EXERCISE GOAL: Go through the lines below and copy each one that holds the string "dies".

ITEMS:
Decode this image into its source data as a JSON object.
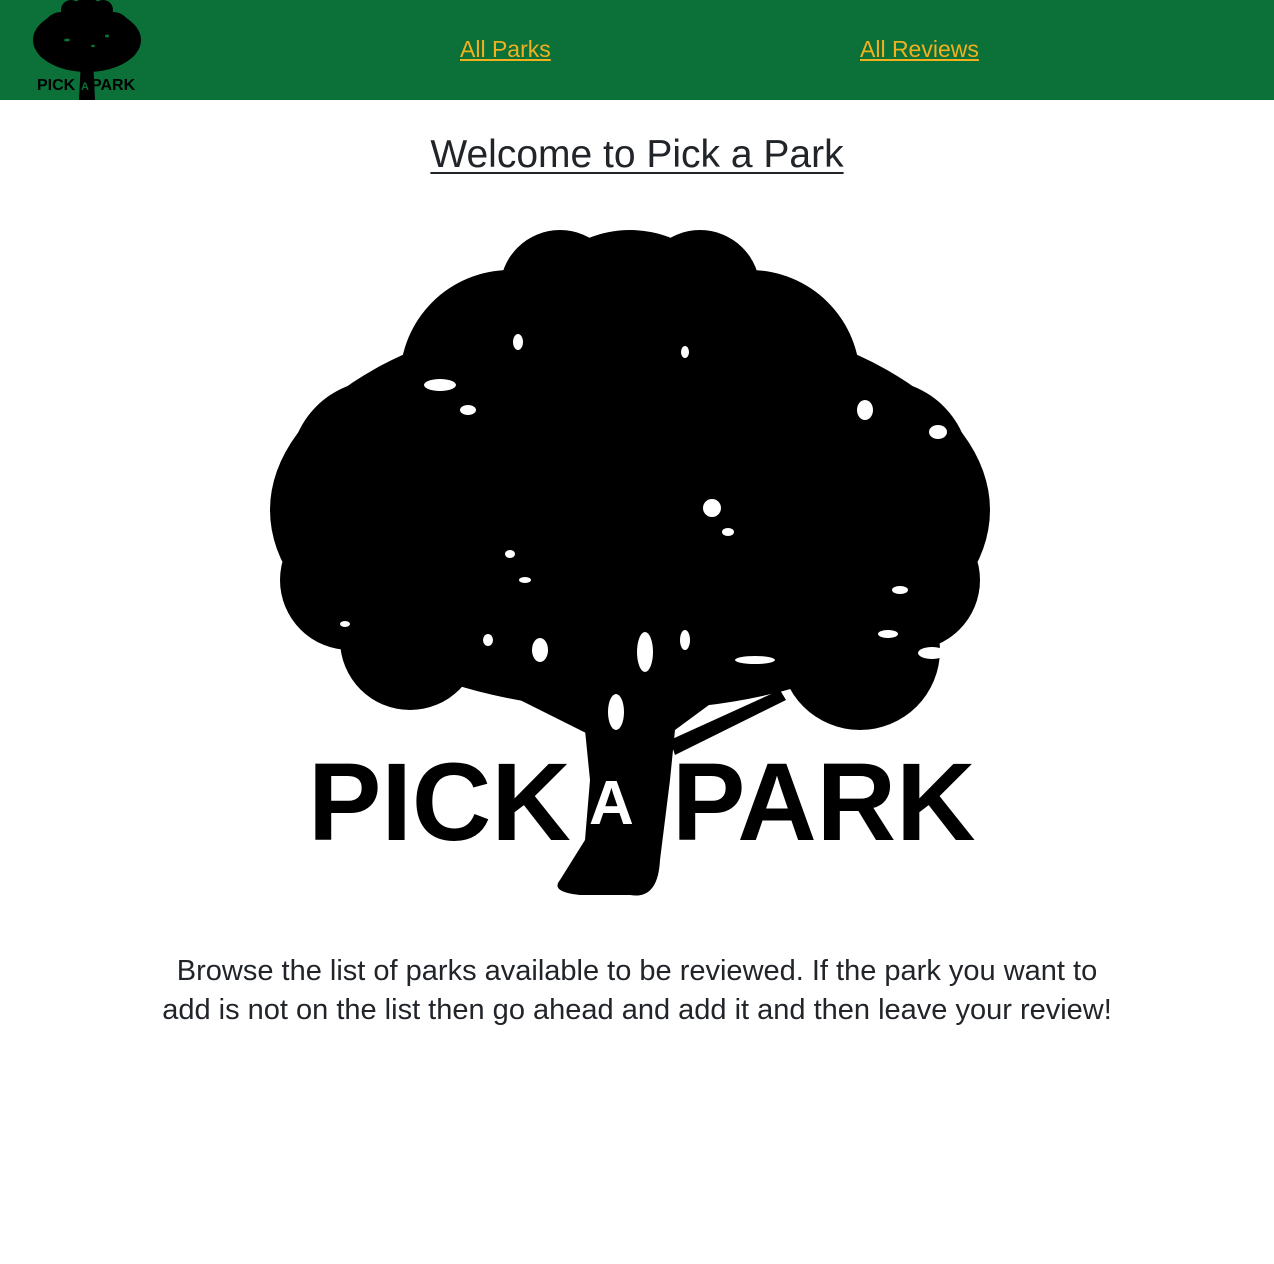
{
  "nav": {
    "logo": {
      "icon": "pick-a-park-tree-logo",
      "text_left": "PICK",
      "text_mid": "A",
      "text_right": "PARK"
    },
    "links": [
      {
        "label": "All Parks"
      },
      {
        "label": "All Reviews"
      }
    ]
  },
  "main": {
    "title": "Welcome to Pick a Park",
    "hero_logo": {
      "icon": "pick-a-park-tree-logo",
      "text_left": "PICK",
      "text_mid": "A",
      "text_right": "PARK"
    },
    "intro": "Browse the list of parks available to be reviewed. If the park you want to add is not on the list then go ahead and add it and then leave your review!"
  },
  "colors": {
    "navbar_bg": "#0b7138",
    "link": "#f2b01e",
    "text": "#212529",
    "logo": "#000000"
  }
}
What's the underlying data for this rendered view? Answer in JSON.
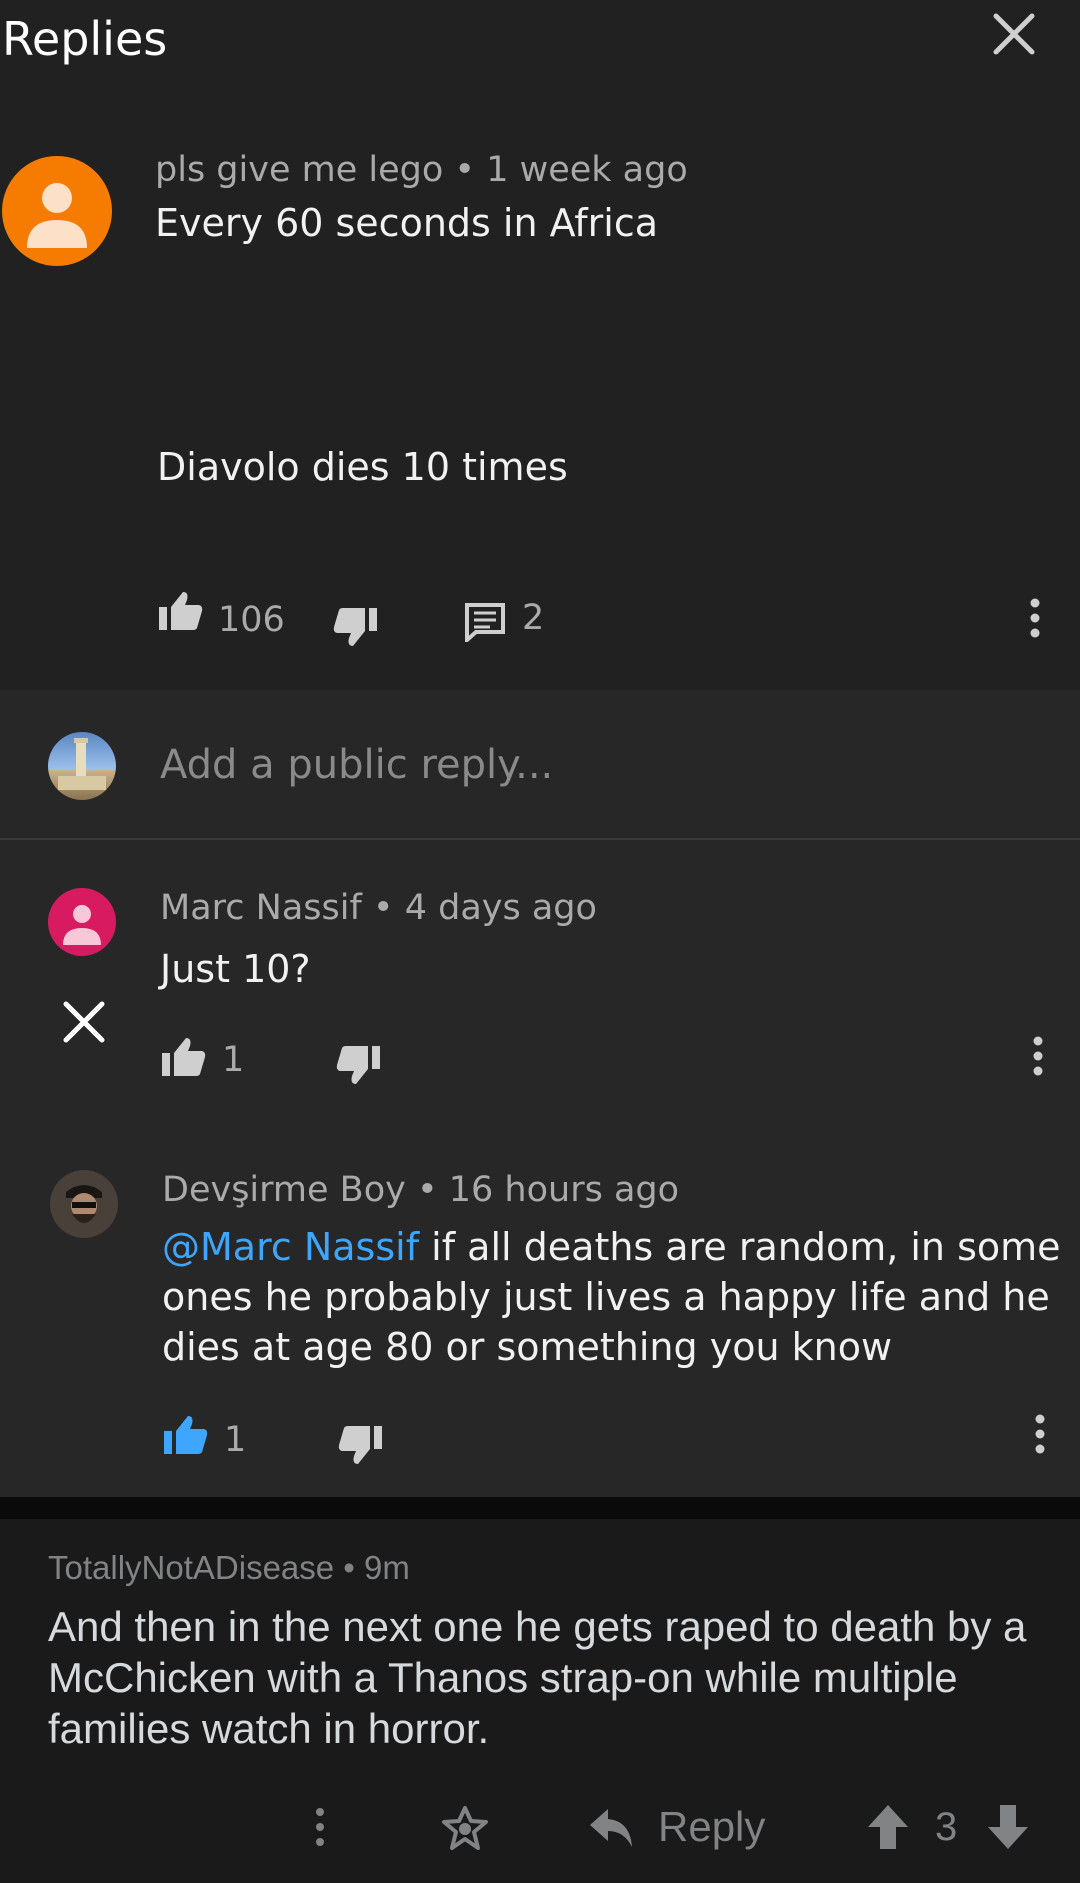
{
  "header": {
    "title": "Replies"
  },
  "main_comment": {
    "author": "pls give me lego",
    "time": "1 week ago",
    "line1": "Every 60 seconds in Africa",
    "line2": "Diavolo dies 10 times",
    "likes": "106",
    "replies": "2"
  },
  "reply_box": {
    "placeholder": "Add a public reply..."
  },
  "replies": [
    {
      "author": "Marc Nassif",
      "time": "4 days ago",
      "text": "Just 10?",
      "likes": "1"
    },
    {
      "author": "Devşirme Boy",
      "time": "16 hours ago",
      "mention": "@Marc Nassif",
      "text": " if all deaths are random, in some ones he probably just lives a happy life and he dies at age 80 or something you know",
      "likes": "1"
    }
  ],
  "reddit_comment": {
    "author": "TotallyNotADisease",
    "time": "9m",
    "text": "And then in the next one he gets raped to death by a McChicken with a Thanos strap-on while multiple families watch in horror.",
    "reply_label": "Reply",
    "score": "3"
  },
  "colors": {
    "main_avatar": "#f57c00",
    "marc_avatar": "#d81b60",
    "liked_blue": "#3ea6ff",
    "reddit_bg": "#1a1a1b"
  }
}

EXPECTED ANSWER:
    "line2": "Diavolo dies 10 times",
      "text": " if all deaths are random, in some ones he probably just lives a happy life and he dies at age 80 or something you know",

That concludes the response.